> Task instructions: Your task is to output the entries below word for word.

==========

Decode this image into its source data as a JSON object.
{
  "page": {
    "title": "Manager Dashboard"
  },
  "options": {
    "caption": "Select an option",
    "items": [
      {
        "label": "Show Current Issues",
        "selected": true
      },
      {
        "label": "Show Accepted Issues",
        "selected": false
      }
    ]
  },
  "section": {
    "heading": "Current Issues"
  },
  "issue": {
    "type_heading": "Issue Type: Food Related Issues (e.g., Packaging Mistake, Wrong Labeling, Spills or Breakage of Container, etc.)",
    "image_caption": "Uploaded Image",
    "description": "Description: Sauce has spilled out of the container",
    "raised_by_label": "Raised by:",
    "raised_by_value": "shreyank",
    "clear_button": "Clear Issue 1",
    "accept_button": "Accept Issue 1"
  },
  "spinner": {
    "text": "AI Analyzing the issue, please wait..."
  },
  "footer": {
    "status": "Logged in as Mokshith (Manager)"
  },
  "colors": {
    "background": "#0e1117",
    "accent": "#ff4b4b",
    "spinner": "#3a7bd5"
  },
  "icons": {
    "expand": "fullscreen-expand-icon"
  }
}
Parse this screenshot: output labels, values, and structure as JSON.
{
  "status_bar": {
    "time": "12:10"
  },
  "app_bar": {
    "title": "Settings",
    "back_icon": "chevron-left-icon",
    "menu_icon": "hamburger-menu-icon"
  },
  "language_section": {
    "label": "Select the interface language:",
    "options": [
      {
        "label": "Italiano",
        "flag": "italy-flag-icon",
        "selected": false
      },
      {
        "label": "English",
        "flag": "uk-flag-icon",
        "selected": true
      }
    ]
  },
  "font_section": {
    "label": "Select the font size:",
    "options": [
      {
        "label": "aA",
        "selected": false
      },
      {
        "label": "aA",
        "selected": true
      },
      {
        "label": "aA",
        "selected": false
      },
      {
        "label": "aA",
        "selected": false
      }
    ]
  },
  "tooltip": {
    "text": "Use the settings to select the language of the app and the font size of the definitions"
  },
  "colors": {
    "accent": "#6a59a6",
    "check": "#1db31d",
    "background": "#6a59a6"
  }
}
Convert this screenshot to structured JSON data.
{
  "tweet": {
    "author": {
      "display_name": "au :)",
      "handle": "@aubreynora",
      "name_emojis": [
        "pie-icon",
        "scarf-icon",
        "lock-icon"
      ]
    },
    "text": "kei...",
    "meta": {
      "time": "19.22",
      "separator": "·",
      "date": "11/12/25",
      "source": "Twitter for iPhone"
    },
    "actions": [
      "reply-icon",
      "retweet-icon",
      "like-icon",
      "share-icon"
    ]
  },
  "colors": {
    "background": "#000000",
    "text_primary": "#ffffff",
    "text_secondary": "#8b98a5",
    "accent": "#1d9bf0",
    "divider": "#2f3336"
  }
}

==========

> Answer to the problem:
Decode this image into its source data as a JSON object.
{
  "page": {
    "title": "Manager Dashboard"
  },
  "options": {
    "caption": "Select an option",
    "items": [
      {
        "label": "Show Current Issues",
        "selected": true
      },
      {
        "label": "Show Accepted Issues",
        "selected": false
      }
    ]
  },
  "section": {
    "heading": "Current Issues"
  },
  "issue": {
    "type_heading": "Issue Type: Food Related Issues (e.g., Packaging Mistake, Wrong Labeling, Spills or Breakage of Container, etc.)",
    "image_caption": "Uploaded Image",
    "description": "Description: Sauce has spilled out of the container",
    "raised_by_label": "Raised by:",
    "raised_by_value": "shreyank",
    "clear_button": "Clear Issue 1",
    "accept_button": "Accept Issue 1"
  },
  "spinner": {
    "text": "AI Analyzing the issue, please wait..."
  },
  "footer": {
    "status": "Logged in as Mokshith (Manager)"
  },
  "colors": {
    "background": "#0e1117",
    "accent": "#ff4b4b",
    "spinner": "#3a7bd5"
  },
  "icons": {
    "expand": "fullscreen-expand-icon"
  }
}
Parse this screenshot: output labels, values, and structure as JSON.
{
  "status_bar": {
    "time": "12:10"
  },
  "app_bar": {
    "title": "Settings",
    "back_icon": "chevron-left-icon",
    "menu_icon": "hamburger-menu-icon"
  },
  "language_section": {
    "label": "Select the interface language:",
    "options": [
      {
        "label": "Italiano",
        "flag": "italy-flag-icon",
        "selected": false
      },
      {
        "label": "English",
        "flag": "uk-flag-icon",
        "selected": true
      }
    ]
  },
  "font_section": {
    "label": "Select the font size:",
    "options": [
      {
        "label": "aA",
        "selected": false
      },
      {
        "label": "aA",
        "selected": true
      },
      {
        "label": "aA",
        "selected": false
      },
      {
        "label": "aA",
        "selected": false
      }
    ]
  },
  "tooltip": {
    "text": "Use the settings to select the language of the app and the font size of the definitions"
  },
  "colors": {
    "accent": "#6a59a6",
    "check": "#1db31d",
    "background": "#6a59a6"
  }
}
Convert this screenshot to structured JSON data.
{
  "tweet": {
    "author": {
      "display_name": "au :)",
      "handle": "@aubreynora",
      "name_emojis": [
        "pie-icon",
        "scarf-icon",
        "lock-icon"
      ]
    },
    "text": "kei...",
    "meta": {
      "time": "19.22",
      "separator": "·",
      "date": "11/12/25",
      "source": "Twitter for iPhone"
    },
    "actions": [
      "reply-icon",
      "retweet-icon",
      "like-icon",
      "share-icon"
    ]
  },
  "colors": {
    "background": "#000000",
    "text_primary": "#ffffff",
    "text_secondary": "#8b98a5",
    "accent": "#1d9bf0",
    "divider": "#2f3336"
  }
}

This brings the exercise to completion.